───── Record list ─────
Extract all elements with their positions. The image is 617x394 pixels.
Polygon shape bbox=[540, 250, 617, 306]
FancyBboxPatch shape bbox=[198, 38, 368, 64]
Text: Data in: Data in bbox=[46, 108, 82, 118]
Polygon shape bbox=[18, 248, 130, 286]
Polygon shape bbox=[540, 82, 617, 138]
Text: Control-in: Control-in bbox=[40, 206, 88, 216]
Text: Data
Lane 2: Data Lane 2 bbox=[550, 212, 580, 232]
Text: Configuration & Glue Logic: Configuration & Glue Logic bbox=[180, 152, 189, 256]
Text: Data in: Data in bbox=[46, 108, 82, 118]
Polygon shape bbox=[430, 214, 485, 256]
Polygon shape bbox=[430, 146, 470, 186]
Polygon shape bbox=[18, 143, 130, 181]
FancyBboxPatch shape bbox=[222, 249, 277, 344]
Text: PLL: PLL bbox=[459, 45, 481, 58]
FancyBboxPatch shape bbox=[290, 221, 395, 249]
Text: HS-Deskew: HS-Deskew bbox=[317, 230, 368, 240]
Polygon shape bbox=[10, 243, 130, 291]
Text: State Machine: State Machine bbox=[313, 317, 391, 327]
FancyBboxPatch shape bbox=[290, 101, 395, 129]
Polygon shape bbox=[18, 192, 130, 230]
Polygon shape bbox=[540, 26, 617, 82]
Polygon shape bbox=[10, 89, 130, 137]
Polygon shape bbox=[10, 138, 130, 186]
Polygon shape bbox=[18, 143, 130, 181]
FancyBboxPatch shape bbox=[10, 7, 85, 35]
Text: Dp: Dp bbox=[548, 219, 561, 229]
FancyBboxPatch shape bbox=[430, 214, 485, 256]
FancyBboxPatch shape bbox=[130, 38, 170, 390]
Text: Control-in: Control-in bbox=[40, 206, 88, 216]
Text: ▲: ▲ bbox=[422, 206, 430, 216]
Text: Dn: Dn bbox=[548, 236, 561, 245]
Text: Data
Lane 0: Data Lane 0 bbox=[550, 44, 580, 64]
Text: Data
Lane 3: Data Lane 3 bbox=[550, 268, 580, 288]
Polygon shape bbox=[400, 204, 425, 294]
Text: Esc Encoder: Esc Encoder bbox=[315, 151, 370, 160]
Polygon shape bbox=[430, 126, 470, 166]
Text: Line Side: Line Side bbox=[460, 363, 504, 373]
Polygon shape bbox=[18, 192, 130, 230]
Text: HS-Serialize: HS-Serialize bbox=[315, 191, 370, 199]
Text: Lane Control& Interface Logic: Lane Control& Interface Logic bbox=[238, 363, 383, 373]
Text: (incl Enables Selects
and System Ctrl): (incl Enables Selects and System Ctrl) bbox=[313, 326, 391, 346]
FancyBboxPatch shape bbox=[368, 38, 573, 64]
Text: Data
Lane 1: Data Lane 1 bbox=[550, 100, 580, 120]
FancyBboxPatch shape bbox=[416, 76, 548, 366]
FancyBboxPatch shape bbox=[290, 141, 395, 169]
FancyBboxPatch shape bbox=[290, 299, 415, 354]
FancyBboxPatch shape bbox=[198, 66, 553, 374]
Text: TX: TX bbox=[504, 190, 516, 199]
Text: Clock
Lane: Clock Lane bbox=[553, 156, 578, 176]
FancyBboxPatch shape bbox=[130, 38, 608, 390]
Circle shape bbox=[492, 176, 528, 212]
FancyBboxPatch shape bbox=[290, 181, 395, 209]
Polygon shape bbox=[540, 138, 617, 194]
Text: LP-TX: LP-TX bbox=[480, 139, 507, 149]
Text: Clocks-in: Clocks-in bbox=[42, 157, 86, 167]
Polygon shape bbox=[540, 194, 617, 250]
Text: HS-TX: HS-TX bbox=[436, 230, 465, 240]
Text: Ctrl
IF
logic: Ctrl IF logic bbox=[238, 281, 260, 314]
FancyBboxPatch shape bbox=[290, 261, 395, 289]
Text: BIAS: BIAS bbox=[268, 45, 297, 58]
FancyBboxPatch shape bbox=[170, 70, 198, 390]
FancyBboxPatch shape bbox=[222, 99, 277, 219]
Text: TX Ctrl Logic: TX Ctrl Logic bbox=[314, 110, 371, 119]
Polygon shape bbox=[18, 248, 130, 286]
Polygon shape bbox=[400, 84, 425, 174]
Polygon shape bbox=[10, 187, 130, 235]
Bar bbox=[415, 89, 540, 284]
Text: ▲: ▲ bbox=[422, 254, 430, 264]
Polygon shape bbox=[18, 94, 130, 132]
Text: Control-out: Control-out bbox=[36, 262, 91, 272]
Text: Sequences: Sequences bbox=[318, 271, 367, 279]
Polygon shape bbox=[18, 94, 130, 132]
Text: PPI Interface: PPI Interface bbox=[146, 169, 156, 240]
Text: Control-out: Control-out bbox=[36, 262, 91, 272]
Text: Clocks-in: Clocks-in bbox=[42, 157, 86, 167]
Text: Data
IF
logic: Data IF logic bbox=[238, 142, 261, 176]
─────
[Exercise directions]:
Reproduce every line of the rows above, with no changes.

[Complete response]:
Extract all elements with their positions. The image is 617x394 pixels.
Polygon shape bbox=[540, 250, 617, 306]
FancyBboxPatch shape bbox=[198, 38, 368, 64]
Text: Data in: Data in bbox=[46, 108, 82, 118]
Polygon shape bbox=[18, 248, 130, 286]
Polygon shape bbox=[540, 82, 617, 138]
Text: Control-in: Control-in bbox=[40, 206, 88, 216]
Text: Data
Lane 2: Data Lane 2 bbox=[550, 212, 580, 232]
Text: Configuration & Glue Logic: Configuration & Glue Logic bbox=[180, 152, 189, 256]
Text: Data in: Data in bbox=[46, 108, 82, 118]
Polygon shape bbox=[430, 214, 485, 256]
Polygon shape bbox=[430, 146, 470, 186]
Polygon shape bbox=[18, 143, 130, 181]
FancyBboxPatch shape bbox=[222, 249, 277, 344]
Text: PLL: PLL bbox=[459, 45, 481, 58]
FancyBboxPatch shape bbox=[290, 221, 395, 249]
Text: HS-Deskew: HS-Deskew bbox=[317, 230, 368, 240]
Polygon shape bbox=[10, 243, 130, 291]
Text: State Machine: State Machine bbox=[313, 317, 391, 327]
FancyBboxPatch shape bbox=[290, 101, 395, 129]
Polygon shape bbox=[18, 192, 130, 230]
Polygon shape bbox=[540, 26, 617, 82]
Polygon shape bbox=[10, 89, 130, 137]
Polygon shape bbox=[10, 138, 130, 186]
Polygon shape bbox=[18, 143, 130, 181]
FancyBboxPatch shape bbox=[10, 7, 85, 35]
Text: Dp: Dp bbox=[548, 219, 561, 229]
FancyBboxPatch shape bbox=[430, 214, 485, 256]
FancyBboxPatch shape bbox=[130, 38, 170, 390]
Text: Control-in: Control-in bbox=[40, 206, 88, 216]
Text: ▲: ▲ bbox=[422, 206, 430, 216]
Text: Dn: Dn bbox=[548, 236, 561, 245]
Text: Data
Lane 0: Data Lane 0 bbox=[550, 44, 580, 64]
Text: Data
Lane 3: Data Lane 3 bbox=[550, 268, 580, 288]
Polygon shape bbox=[400, 204, 425, 294]
Text: Esc Encoder: Esc Encoder bbox=[315, 151, 370, 160]
Polygon shape bbox=[430, 126, 470, 166]
Text: Line Side: Line Side bbox=[460, 363, 504, 373]
Polygon shape bbox=[18, 192, 130, 230]
Text: HS-Serialize: HS-Serialize bbox=[315, 191, 370, 199]
Text: Lane Control& Interface Logic: Lane Control& Interface Logic bbox=[238, 363, 383, 373]
Text: (incl Enables Selects
and System Ctrl): (incl Enables Selects and System Ctrl) bbox=[313, 326, 391, 346]
FancyBboxPatch shape bbox=[368, 38, 573, 64]
Text: Data
Lane 1: Data Lane 1 bbox=[550, 100, 580, 120]
FancyBboxPatch shape bbox=[416, 76, 548, 366]
FancyBboxPatch shape bbox=[290, 141, 395, 169]
FancyBboxPatch shape bbox=[290, 299, 415, 354]
FancyBboxPatch shape bbox=[198, 66, 553, 374]
Text: TX: TX bbox=[504, 190, 516, 199]
Text: Clock
Lane: Clock Lane bbox=[553, 156, 578, 176]
FancyBboxPatch shape bbox=[130, 38, 608, 390]
Circle shape bbox=[492, 176, 528, 212]
FancyBboxPatch shape bbox=[290, 181, 395, 209]
Polygon shape bbox=[540, 138, 617, 194]
Text: LP-TX: LP-TX bbox=[480, 139, 507, 149]
Text: Clocks-in: Clocks-in bbox=[42, 157, 86, 167]
Polygon shape bbox=[540, 194, 617, 250]
Text: HS-TX: HS-TX bbox=[436, 230, 465, 240]
Text: Ctrl
IF
logic: Ctrl IF logic bbox=[238, 281, 260, 314]
FancyBboxPatch shape bbox=[290, 261, 395, 289]
Text: BIAS: BIAS bbox=[268, 45, 297, 58]
FancyBboxPatch shape bbox=[170, 70, 198, 390]
FancyBboxPatch shape bbox=[222, 99, 277, 219]
Text: TX Ctrl Logic: TX Ctrl Logic bbox=[314, 110, 371, 119]
Polygon shape bbox=[18, 248, 130, 286]
Polygon shape bbox=[400, 84, 425, 174]
Polygon shape bbox=[10, 187, 130, 235]
Bar bbox=[415, 89, 540, 284]
Text: ▲: ▲ bbox=[422, 254, 430, 264]
Polygon shape bbox=[18, 94, 130, 132]
Text: Control-out: Control-out bbox=[36, 262, 91, 272]
Text: Sequences: Sequences bbox=[318, 271, 367, 279]
Polygon shape bbox=[18, 94, 130, 132]
Text: PPI Interface: PPI Interface bbox=[146, 169, 156, 240]
Text: Control-out: Control-out bbox=[36, 262, 91, 272]
Text: Clocks-in: Clocks-in bbox=[42, 157, 86, 167]
Text: Data
IF
logic: Data IF logic bbox=[238, 142, 261, 176]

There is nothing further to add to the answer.